Excerpts from a figure dataset
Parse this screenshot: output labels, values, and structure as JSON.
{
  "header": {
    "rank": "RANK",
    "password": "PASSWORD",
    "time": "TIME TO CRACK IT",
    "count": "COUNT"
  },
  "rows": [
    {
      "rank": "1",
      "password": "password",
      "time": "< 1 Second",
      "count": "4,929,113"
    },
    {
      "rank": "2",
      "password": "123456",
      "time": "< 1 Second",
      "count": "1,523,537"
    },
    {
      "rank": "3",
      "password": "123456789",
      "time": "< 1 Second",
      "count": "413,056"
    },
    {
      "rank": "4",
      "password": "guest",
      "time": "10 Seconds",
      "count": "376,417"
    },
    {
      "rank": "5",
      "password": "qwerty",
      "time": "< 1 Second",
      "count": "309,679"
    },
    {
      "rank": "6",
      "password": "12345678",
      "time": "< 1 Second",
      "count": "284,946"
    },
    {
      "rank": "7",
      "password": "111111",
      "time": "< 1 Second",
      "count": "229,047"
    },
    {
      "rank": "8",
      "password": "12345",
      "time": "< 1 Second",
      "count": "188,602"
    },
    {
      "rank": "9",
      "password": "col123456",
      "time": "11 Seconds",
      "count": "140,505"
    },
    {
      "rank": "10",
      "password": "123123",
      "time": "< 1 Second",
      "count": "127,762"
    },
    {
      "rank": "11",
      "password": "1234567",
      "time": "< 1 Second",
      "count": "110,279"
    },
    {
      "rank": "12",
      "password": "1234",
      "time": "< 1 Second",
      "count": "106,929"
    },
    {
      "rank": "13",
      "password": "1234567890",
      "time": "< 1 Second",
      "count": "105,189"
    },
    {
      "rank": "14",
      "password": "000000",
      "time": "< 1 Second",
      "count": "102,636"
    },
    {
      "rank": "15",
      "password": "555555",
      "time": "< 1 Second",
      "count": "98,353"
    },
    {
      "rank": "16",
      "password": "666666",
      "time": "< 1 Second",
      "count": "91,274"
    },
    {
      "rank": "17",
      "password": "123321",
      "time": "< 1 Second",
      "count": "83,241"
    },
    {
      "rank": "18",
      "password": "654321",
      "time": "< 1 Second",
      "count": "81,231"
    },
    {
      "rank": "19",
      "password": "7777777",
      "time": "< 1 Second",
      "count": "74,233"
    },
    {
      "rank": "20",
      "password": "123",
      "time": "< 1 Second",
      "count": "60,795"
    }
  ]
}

▶ EXERCISE INSTRUCTIONS
Word for word, restate all of the data shown above.

▶ SOLUTION TO THE EXERCISE
Parse this screenshot: output labels, values, and structure as JSON.
{
  "header": {
    "rank": "RANK",
    "password": "PASSWORD",
    "time": "TIME TO CRACK IT",
    "count": "COUNT"
  },
  "rows": [
    {
      "rank": "1",
      "password": "password",
      "time": "< 1 Second",
      "count": "4,929,113"
    },
    {
      "rank": "2",
      "password": "123456",
      "time": "< 1 Second",
      "count": "1,523,537"
    },
    {
      "rank": "3",
      "password": "123456789",
      "time": "< 1 Second",
      "count": "413,056"
    },
    {
      "rank": "4",
      "password": "guest",
      "time": "10 Seconds",
      "count": "376,417"
    },
    {
      "rank": "5",
      "password": "qwerty",
      "time": "< 1 Second",
      "count": "309,679"
    },
    {
      "rank": "6",
      "password": "12345678",
      "time": "< 1 Second",
      "count": "284,946"
    },
    {
      "rank": "7",
      "password": "111111",
      "time": "< 1 Second",
      "count": "229,047"
    },
    {
      "rank": "8",
      "password": "12345",
      "time": "< 1 Second",
      "count": "188,602"
    },
    {
      "rank": "9",
      "password": "col123456",
      "time": "11 Seconds",
      "count": "140,505"
    },
    {
      "rank": "10",
      "password": "123123",
      "time": "< 1 Second",
      "count": "127,762"
    },
    {
      "rank": "11",
      "password": "1234567",
      "time": "< 1 Second",
      "count": "110,279"
    },
    {
      "rank": "12",
      "password": "1234",
      "time": "< 1 Second",
      "count": "106,929"
    },
    {
      "rank": "13",
      "password": "1234567890",
      "time": "< 1 Second",
      "count": "105,189"
    },
    {
      "rank": "14",
      "password": "000000",
      "time": "< 1 Second",
      "count": "102,636"
    },
    {
      "rank": "15",
      "password": "555555",
      "time": "< 1 Second",
      "count": "98,353"
    },
    {
      "rank": "16",
      "password": "666666",
      "time": "< 1 Second",
      "count": "91,274"
    },
    {
      "rank": "17",
      "password": "123321",
      "time": "< 1 Second",
      "count": "83,241"
    },
    {
      "rank": "18",
      "password": "654321",
      "time": "< 1 Second",
      "count": "81,231"
    },
    {
      "rank": "19",
      "password": "7777777",
      "time": "< 1 Second",
      "count": "74,233"
    },
    {
      "rank": "20",
      "password": "123",
      "time": "< 1 Second",
      "count": "60,795"
    }
  ]
}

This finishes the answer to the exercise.